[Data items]

-------------------------

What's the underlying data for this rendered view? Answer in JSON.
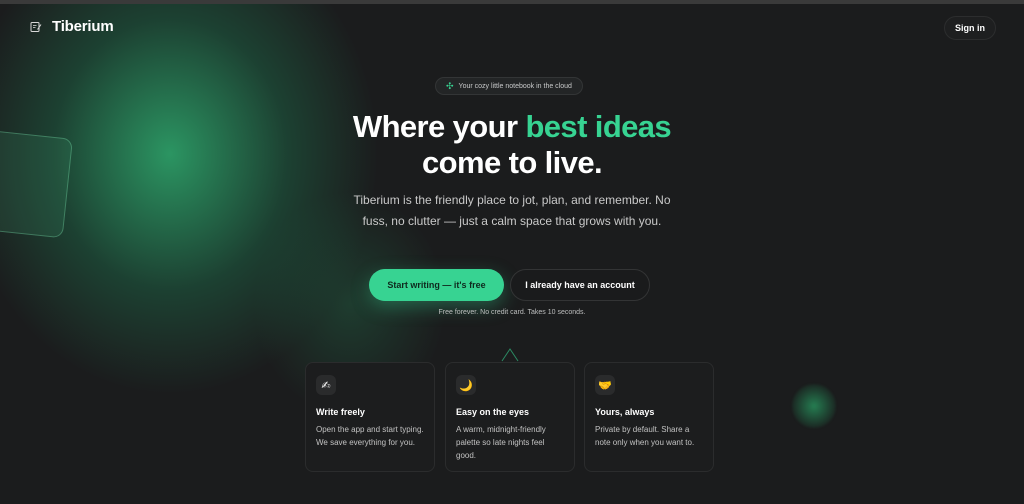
{
  "header": {
    "logo_text": "Tiberium",
    "signin_label": "Sign in"
  },
  "hero": {
    "pill_text": "Your cozy little notebook in the cloud",
    "headline_part1": "Where your ",
    "headline_accent": "best ideas",
    "headline_part2": "come to live.",
    "subtitle": "Tiberium is the friendly place to jot, plan, and remember. No fuss, no clutter — just a calm space that grows with you.",
    "primary_button": "Start writing — it's free",
    "secondary_button": "I already have an account",
    "fineprint": "Free forever. No credit card. Takes 10 seconds."
  },
  "features": [
    {
      "icon": "✍",
      "icon_name": "writing-hand-icon",
      "title": "Write freely",
      "text": "Open the app and start typing. We save everything for you."
    },
    {
      "icon": "🌙",
      "icon_name": "moon-icon",
      "title": "Easy on the eyes",
      "text": "A warm, midnight-friendly palette so late nights feel good."
    },
    {
      "icon": "🤝",
      "icon_name": "handshake-icon",
      "title": "Yours, always",
      "text": "Private by default. Share a note only when you want to."
    }
  ],
  "colors": {
    "accent": "#37d392",
    "background": "#1b1c1d"
  }
}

-------------------------

Give all the lines above again, character for character, without pictures.

- **The reply**:
What's the underlying data for this rendered view? Answer in JSON.
{
  "header": {
    "logo_text": "Tiberium",
    "signin_label": "Sign in"
  },
  "hero": {
    "pill_text": "Your cozy little notebook in the cloud",
    "headline_part1": "Where your ",
    "headline_accent": "best ideas",
    "headline_part2": "come to live.",
    "subtitle": "Tiberium is the friendly place to jot, plan, and remember. No fuss, no clutter — just a calm space that grows with you.",
    "primary_button": "Start writing — it's free",
    "secondary_button": "I already have an account",
    "fineprint": "Free forever. No credit card. Takes 10 seconds."
  },
  "features": [
    {
      "icon": "✍",
      "icon_name": "writing-hand-icon",
      "title": "Write freely",
      "text": "Open the app and start typing. We save everything for you."
    },
    {
      "icon": "🌙",
      "icon_name": "moon-icon",
      "title": "Easy on the eyes",
      "text": "A warm, midnight-friendly palette so late nights feel good."
    },
    {
      "icon": "🤝",
      "icon_name": "handshake-icon",
      "title": "Yours, always",
      "text": "Private by default. Share a note only when you want to."
    }
  ],
  "colors": {
    "accent": "#37d392",
    "background": "#1b1c1d"
  }
}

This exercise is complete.